Records from a data source:
+++

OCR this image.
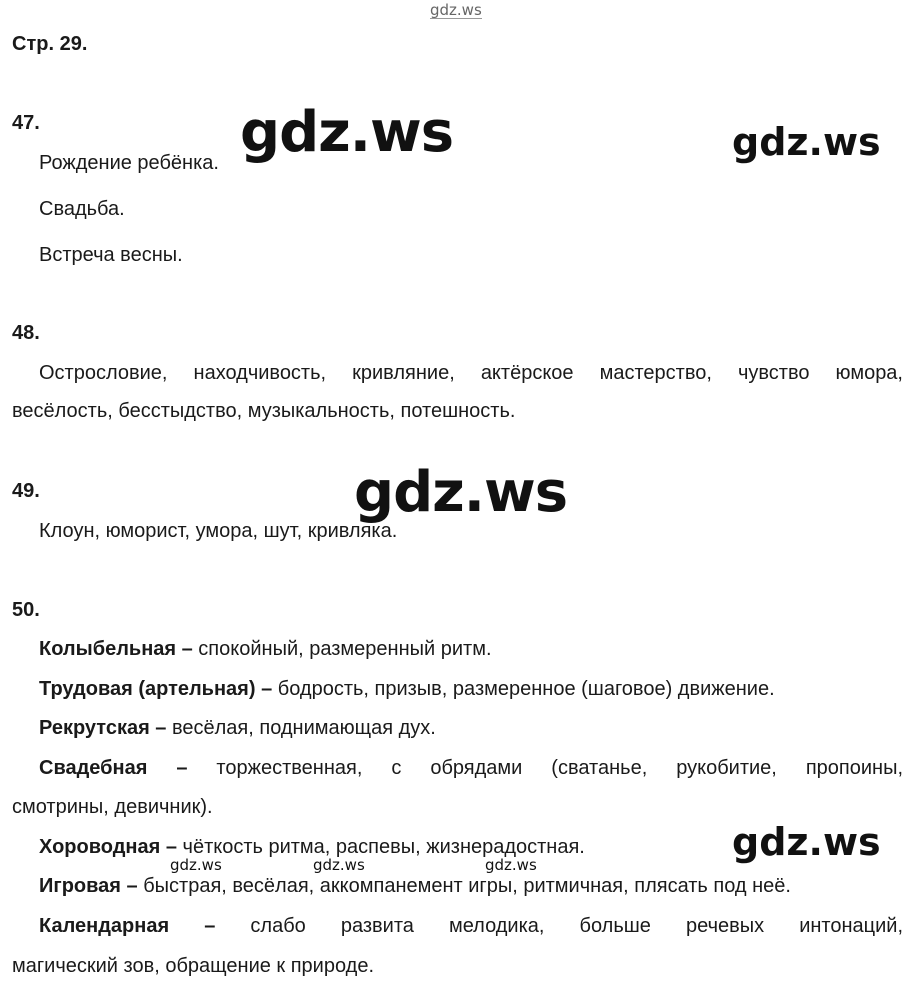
gdz.ws
Стр. 29.
47.
Рождение ребёнка.
Свадьба.
Встреча весны.
48.
Острословие, находчивость, кривляние, актёрское мастерство, чувство юмора,
весёлость, бесстыдство, музыкальность, потешность.
49.
Клоун, юморист, умора, шут, кривляка.
50.
Колыбельная – спокойный, размеренный ритм.
Трудовая (артельная) – бодрость, призыв, размеренное (шаговое) движение.
Рекрутская – весёлая, поднимающая дух.
Свадебная – торжественная, с обрядами (сватанье, рукобитие, пропоины,
смотрины, девичник).
Хороводная – чёткость ритма, распевы, жизнерадостная.
Игровая – быстрая, весёлая, аккомпанемент игры, ритмичная, плясать под неё.
Календарная – слабо развита мелодика, больше речевых интонаций,
магический зов, обращение к природе.
gdz.ws	gdz.ws
gdz.ws
gdz.ws
gdz.ws	gdz.ws	gdz.ws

+++

### [STATED PROBLEM]
The records shown above are to be repeated exactly, with the pictures left out.

### [REPLY TO THE EXERCISE]
OCR this image.
gdz.ws
Стр. 29.
47.
Рождение ребёнка.
Свадьба.
Встреча весны.
48.
Острословие, находчивость, кривляние, актёрское мастерство, чувство юмора,
весёлость, бесстыдство, музыкальность, потешность.
49.
Клоун, юморист, умора, шут, кривляка.
50.
Колыбельная – спокойный, размеренный ритм.
Трудовая (артельная) – бодрость, призыв, размеренное (шаговое) движение.
Рекрутская – весёлая, поднимающая дух.
Свадебная – торжественная, с обрядами (сватанье, рукобитие, пропоины,
смотрины, девичник).
Хороводная – чёткость ритма, распевы, жизнерадостная.
Игровая – быстрая, весёлая, аккомпанемент игры, ритмичная, плясать под неё.
Календарная – слабо развита мелодика, больше речевых интонаций,
магический зов, обращение к природе.
gdz.ws	gdz.ws
gdz.ws
gdz.ws
gdz.ws	gdz.ws	gdz.ws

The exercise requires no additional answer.